++++ Data to use ++++
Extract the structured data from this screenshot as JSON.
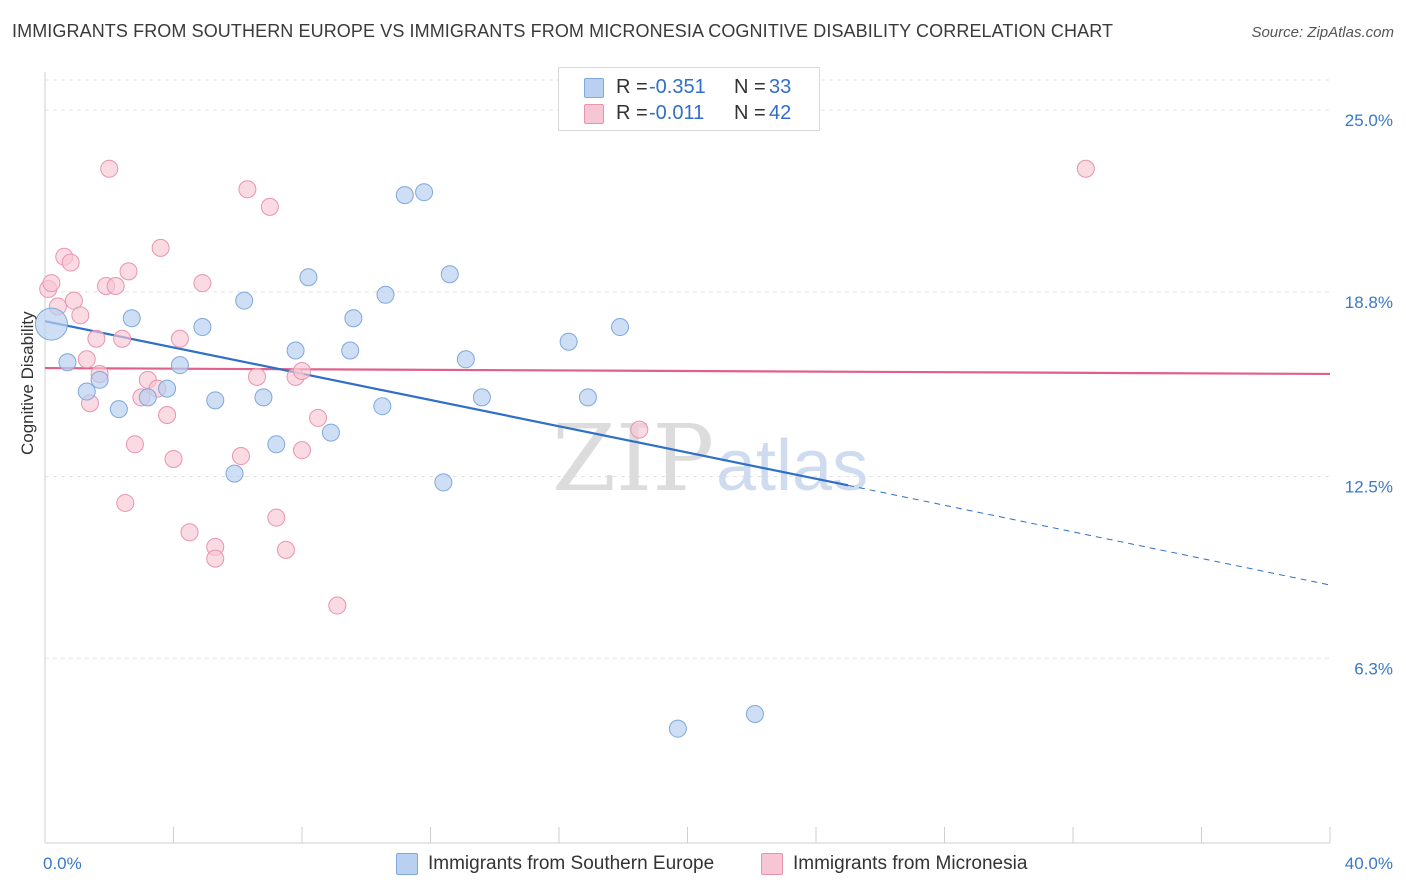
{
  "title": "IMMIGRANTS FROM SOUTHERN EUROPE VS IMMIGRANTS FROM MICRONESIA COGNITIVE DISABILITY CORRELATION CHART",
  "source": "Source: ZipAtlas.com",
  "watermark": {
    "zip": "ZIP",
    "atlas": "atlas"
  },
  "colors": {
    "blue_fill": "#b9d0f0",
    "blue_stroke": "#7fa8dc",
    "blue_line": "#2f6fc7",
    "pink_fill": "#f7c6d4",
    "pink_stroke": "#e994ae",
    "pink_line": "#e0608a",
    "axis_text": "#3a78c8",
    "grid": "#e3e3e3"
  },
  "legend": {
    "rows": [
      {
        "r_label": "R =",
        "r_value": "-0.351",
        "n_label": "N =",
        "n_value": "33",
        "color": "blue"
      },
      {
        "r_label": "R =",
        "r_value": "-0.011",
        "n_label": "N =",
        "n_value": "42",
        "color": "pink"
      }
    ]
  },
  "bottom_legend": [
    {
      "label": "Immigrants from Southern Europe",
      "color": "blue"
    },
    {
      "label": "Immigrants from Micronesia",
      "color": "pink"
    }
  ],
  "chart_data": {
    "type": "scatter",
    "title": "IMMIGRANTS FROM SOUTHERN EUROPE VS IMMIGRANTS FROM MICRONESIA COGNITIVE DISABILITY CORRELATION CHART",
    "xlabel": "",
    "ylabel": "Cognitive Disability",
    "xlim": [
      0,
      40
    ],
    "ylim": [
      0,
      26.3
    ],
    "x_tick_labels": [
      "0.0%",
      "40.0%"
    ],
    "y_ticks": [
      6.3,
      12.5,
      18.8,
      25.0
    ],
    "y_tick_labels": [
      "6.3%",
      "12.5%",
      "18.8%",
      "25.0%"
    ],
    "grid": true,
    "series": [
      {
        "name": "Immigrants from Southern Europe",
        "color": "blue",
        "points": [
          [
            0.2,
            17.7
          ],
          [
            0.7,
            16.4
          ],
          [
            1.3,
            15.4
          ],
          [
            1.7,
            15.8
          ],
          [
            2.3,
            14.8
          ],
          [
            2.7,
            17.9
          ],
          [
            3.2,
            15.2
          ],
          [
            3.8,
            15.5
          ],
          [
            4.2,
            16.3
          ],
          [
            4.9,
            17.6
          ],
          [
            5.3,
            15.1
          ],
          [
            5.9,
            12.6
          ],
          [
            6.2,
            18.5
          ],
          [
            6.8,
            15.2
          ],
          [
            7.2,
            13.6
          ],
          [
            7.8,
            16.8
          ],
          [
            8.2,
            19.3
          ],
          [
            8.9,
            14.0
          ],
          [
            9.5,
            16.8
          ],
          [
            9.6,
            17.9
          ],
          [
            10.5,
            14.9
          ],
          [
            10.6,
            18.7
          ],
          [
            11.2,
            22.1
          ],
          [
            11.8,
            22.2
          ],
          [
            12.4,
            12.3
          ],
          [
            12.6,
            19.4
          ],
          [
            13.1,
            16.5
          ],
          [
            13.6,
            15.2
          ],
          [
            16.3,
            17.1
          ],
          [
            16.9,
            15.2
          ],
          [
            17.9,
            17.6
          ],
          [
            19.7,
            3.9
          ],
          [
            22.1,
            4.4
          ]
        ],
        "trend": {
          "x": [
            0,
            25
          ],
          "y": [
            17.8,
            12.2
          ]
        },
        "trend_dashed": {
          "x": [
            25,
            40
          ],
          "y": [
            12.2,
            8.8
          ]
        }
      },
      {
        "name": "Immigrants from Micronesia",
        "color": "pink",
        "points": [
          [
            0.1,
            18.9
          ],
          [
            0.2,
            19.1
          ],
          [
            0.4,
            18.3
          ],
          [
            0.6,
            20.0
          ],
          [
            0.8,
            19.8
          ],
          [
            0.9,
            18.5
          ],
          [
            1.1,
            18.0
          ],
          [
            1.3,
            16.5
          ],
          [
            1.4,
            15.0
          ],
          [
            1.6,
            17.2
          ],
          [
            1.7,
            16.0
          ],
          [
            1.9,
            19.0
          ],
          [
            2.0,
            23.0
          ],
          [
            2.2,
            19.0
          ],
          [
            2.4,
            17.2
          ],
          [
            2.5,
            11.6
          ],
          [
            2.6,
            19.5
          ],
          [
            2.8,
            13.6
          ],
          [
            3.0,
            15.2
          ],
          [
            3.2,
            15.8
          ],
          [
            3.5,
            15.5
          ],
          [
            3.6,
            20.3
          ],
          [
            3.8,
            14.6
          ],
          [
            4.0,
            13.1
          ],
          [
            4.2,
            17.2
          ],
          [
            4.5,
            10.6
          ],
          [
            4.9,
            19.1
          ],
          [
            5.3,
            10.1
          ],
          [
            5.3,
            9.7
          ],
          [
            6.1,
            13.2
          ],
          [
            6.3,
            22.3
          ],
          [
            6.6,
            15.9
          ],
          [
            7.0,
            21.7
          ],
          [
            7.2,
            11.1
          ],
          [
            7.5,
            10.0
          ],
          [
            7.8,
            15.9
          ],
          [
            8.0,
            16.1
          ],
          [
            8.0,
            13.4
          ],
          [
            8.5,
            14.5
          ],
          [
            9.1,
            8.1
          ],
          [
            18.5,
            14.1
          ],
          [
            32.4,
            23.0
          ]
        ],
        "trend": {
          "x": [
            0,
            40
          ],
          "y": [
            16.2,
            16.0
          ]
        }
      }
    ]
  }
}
++++
In your copy of the records, include no pictures; repeat everything else exactly.

Correct result.
Extract the structured data from this screenshot as JSON.
{
  "title": "IMMIGRANTS FROM SOUTHERN EUROPE VS IMMIGRANTS FROM MICRONESIA COGNITIVE DISABILITY CORRELATION CHART",
  "source": "Source: ZipAtlas.com",
  "watermark": {
    "zip": "ZIP",
    "atlas": "atlas"
  },
  "colors": {
    "blue_fill": "#b9d0f0",
    "blue_stroke": "#7fa8dc",
    "blue_line": "#2f6fc7",
    "pink_fill": "#f7c6d4",
    "pink_stroke": "#e994ae",
    "pink_line": "#e0608a",
    "axis_text": "#3a78c8",
    "grid": "#e3e3e3"
  },
  "legend": {
    "rows": [
      {
        "r_label": "R =",
        "r_value": "-0.351",
        "n_label": "N =",
        "n_value": "33",
        "color": "blue"
      },
      {
        "r_label": "R =",
        "r_value": "-0.011",
        "n_label": "N =",
        "n_value": "42",
        "color": "pink"
      }
    ]
  },
  "bottom_legend": [
    {
      "label": "Immigrants from Southern Europe",
      "color": "blue"
    },
    {
      "label": "Immigrants from Micronesia",
      "color": "pink"
    }
  ],
  "chart_data": {
    "type": "scatter",
    "title": "IMMIGRANTS FROM SOUTHERN EUROPE VS IMMIGRANTS FROM MICRONESIA COGNITIVE DISABILITY CORRELATION CHART",
    "xlabel": "",
    "ylabel": "Cognitive Disability",
    "xlim": [
      0,
      40
    ],
    "ylim": [
      0,
      26.3
    ],
    "x_tick_labels": [
      "0.0%",
      "40.0%"
    ],
    "y_ticks": [
      6.3,
      12.5,
      18.8,
      25.0
    ],
    "y_tick_labels": [
      "6.3%",
      "12.5%",
      "18.8%",
      "25.0%"
    ],
    "grid": true,
    "series": [
      {
        "name": "Immigrants from Southern Europe",
        "color": "blue",
        "points": [
          [
            0.2,
            17.7
          ],
          [
            0.7,
            16.4
          ],
          [
            1.3,
            15.4
          ],
          [
            1.7,
            15.8
          ],
          [
            2.3,
            14.8
          ],
          [
            2.7,
            17.9
          ],
          [
            3.2,
            15.2
          ],
          [
            3.8,
            15.5
          ],
          [
            4.2,
            16.3
          ],
          [
            4.9,
            17.6
          ],
          [
            5.3,
            15.1
          ],
          [
            5.9,
            12.6
          ],
          [
            6.2,
            18.5
          ],
          [
            6.8,
            15.2
          ],
          [
            7.2,
            13.6
          ],
          [
            7.8,
            16.8
          ],
          [
            8.2,
            19.3
          ],
          [
            8.9,
            14.0
          ],
          [
            9.5,
            16.8
          ],
          [
            9.6,
            17.9
          ],
          [
            10.5,
            14.9
          ],
          [
            10.6,
            18.7
          ],
          [
            11.2,
            22.1
          ],
          [
            11.8,
            22.2
          ],
          [
            12.4,
            12.3
          ],
          [
            12.6,
            19.4
          ],
          [
            13.1,
            16.5
          ],
          [
            13.6,
            15.2
          ],
          [
            16.3,
            17.1
          ],
          [
            16.9,
            15.2
          ],
          [
            17.9,
            17.6
          ],
          [
            19.7,
            3.9
          ],
          [
            22.1,
            4.4
          ]
        ],
        "trend": {
          "x": [
            0,
            25
          ],
          "y": [
            17.8,
            12.2
          ]
        },
        "trend_dashed": {
          "x": [
            25,
            40
          ],
          "y": [
            12.2,
            8.8
          ]
        }
      },
      {
        "name": "Immigrants from Micronesia",
        "color": "pink",
        "points": [
          [
            0.1,
            18.9
          ],
          [
            0.2,
            19.1
          ],
          [
            0.4,
            18.3
          ],
          [
            0.6,
            20.0
          ],
          [
            0.8,
            19.8
          ],
          [
            0.9,
            18.5
          ],
          [
            1.1,
            18.0
          ],
          [
            1.3,
            16.5
          ],
          [
            1.4,
            15.0
          ],
          [
            1.6,
            17.2
          ],
          [
            1.7,
            16.0
          ],
          [
            1.9,
            19.0
          ],
          [
            2.0,
            23.0
          ],
          [
            2.2,
            19.0
          ],
          [
            2.4,
            17.2
          ],
          [
            2.5,
            11.6
          ],
          [
            2.6,
            19.5
          ],
          [
            2.8,
            13.6
          ],
          [
            3.0,
            15.2
          ],
          [
            3.2,
            15.8
          ],
          [
            3.5,
            15.5
          ],
          [
            3.6,
            20.3
          ],
          [
            3.8,
            14.6
          ],
          [
            4.0,
            13.1
          ],
          [
            4.2,
            17.2
          ],
          [
            4.5,
            10.6
          ],
          [
            4.9,
            19.1
          ],
          [
            5.3,
            10.1
          ],
          [
            5.3,
            9.7
          ],
          [
            6.1,
            13.2
          ],
          [
            6.3,
            22.3
          ],
          [
            6.6,
            15.9
          ],
          [
            7.0,
            21.7
          ],
          [
            7.2,
            11.1
          ],
          [
            7.5,
            10.0
          ],
          [
            7.8,
            15.9
          ],
          [
            8.0,
            16.1
          ],
          [
            8.0,
            13.4
          ],
          [
            8.5,
            14.5
          ],
          [
            9.1,
            8.1
          ],
          [
            18.5,
            14.1
          ],
          [
            32.4,
            23.0
          ]
        ],
        "trend": {
          "x": [
            0,
            40
          ],
          "y": [
            16.2,
            16.0
          ]
        }
      }
    ]
  }
}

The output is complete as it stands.